**WHAT THE EXERCISE ASKS**. Work out how many lines hold "name". Give the number and nothing else.

Dataset entries on figures:

◆ ◆ ◆ ◆

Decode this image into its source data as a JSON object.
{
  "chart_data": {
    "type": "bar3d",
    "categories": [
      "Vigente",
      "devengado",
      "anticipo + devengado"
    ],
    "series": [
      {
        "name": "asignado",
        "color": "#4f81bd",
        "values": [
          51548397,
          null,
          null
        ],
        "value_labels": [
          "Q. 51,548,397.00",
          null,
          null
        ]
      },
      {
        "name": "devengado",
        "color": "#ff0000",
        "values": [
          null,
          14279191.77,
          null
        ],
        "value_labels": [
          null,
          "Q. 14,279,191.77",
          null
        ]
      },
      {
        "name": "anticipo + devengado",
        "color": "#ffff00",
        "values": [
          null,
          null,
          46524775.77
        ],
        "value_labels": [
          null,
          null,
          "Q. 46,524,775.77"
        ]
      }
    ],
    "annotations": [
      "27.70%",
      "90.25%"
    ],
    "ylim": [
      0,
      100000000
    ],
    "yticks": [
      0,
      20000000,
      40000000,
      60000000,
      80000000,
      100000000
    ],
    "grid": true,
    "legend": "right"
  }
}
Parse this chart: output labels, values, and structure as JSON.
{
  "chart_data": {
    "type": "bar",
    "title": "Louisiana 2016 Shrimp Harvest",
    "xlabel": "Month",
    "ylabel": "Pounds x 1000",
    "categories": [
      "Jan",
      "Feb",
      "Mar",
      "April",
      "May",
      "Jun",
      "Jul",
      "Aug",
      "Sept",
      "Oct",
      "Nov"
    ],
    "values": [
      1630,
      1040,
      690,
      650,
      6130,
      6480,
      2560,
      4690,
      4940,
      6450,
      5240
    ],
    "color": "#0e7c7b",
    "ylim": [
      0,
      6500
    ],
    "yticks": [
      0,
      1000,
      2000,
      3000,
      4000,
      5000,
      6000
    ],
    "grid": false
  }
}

◆ ◆ ◆ ◆

**EXPECTED ANSWER**. 3